** begin **

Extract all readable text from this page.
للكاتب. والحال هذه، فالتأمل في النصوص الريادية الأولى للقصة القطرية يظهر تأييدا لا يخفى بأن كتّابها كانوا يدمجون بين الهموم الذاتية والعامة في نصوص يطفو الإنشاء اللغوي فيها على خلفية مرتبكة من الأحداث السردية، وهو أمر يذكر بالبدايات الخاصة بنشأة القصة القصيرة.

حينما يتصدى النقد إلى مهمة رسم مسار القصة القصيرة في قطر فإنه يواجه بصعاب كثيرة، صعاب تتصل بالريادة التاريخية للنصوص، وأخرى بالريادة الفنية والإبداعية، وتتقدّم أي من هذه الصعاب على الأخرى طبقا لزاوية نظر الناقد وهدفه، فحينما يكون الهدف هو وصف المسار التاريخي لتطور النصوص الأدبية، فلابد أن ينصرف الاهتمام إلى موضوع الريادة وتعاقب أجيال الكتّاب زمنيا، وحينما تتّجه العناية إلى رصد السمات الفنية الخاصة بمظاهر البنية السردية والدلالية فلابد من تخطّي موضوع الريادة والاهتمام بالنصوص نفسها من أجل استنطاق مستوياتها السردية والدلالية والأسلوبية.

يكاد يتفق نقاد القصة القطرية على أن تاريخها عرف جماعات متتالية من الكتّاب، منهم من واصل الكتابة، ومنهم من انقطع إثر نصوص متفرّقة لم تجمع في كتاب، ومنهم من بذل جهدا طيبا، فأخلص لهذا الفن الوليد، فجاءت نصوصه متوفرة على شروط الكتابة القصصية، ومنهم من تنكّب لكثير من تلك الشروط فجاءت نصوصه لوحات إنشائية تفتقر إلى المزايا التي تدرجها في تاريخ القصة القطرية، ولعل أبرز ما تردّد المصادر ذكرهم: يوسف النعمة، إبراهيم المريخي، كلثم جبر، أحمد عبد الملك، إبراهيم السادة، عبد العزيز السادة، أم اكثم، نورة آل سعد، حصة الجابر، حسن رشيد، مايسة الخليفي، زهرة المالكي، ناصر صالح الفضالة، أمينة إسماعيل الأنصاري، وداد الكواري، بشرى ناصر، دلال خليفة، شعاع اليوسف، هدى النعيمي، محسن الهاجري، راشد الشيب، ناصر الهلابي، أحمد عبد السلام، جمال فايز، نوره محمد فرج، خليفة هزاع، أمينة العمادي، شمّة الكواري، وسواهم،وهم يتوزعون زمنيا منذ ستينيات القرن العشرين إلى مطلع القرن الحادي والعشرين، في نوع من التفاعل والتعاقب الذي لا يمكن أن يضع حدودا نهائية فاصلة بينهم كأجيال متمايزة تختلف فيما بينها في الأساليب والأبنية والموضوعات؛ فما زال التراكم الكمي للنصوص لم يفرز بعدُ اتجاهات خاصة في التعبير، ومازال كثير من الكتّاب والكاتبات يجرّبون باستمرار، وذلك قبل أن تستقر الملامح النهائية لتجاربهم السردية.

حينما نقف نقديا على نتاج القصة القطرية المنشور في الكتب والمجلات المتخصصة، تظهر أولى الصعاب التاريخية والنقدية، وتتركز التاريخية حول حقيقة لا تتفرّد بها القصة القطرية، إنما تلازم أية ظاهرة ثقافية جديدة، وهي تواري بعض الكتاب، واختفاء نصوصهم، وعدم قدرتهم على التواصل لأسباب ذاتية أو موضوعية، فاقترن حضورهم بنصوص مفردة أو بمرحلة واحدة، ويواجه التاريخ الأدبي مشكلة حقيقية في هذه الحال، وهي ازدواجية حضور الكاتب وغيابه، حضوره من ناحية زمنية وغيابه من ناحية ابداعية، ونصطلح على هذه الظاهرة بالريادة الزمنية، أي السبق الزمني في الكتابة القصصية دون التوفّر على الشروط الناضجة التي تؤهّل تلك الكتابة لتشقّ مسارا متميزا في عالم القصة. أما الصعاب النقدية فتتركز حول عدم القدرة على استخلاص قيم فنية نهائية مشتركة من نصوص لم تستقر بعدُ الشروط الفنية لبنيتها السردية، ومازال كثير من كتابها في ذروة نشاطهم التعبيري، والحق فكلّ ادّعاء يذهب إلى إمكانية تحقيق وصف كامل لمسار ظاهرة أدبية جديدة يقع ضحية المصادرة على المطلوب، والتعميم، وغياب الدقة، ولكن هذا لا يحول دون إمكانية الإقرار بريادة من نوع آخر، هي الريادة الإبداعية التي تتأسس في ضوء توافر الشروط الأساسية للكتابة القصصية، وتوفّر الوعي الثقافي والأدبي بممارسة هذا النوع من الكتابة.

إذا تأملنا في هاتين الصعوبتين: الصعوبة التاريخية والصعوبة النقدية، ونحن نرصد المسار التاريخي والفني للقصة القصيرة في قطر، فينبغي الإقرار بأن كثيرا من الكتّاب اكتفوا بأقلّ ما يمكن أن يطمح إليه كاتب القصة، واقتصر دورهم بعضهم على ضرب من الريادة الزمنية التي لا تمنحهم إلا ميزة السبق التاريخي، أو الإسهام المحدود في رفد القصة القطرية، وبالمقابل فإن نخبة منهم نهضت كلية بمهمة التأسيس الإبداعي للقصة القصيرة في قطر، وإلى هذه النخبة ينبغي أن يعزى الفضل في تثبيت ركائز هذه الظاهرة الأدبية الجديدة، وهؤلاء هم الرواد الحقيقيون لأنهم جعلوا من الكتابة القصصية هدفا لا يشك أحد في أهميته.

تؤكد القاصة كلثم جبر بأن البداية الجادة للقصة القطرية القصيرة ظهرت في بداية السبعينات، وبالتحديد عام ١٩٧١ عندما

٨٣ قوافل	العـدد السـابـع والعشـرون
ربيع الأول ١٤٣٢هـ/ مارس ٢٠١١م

** end **

> **Given problem**
Find every line in the records above that holds the word "النصوص", and copy each one.

> **Response for this exercise**
للكاتب. والحال هذه، فالتأمل في النصوص الريادية الأولى للقصة القطرية يظهر تأييدا لا يخفى بأن كتّابها كانوا يدمجون بين الهموم الذاتية والعامة في نصوص يطفو الإنشاء اللغوي فيها على خلفية مرتبكة من الأحداث السردية، وهو أمر يذكر بالبدايات الخاصة بنشأة القصة القصيرة.
حينما يتصدى النقد إلى مهمة رسم مسار القصة القصيرة في قطر فإنه يواجه بصعاب كثيرة، صعاب تتصل بالريادة التاريخية للنصوص، وأخرى بالريادة الفنية والإبداعية، وتتقدّم أي من هذه الصعاب على الأخرى طبقا لزاوية نظر الناقد وهدفه، فحينما يكون الهدف هو وصف المسار التاريخي لتطور النصوص الأدبية، فلابد أن ينصرف الاهتمام إلى موضوع الريادة وتعاقب أجيال الكتّاب زمنيا، وحينما تتّجه العناية إلى رصد السمات الفنية الخاصة بمظاهر البنية السردية والدلالية فلابد من تخطّي موضوع الريادة والاهتمام بالنصوص نفسها من أجل استنطاق مستوياتها السردية والدلالية والأسلوبية.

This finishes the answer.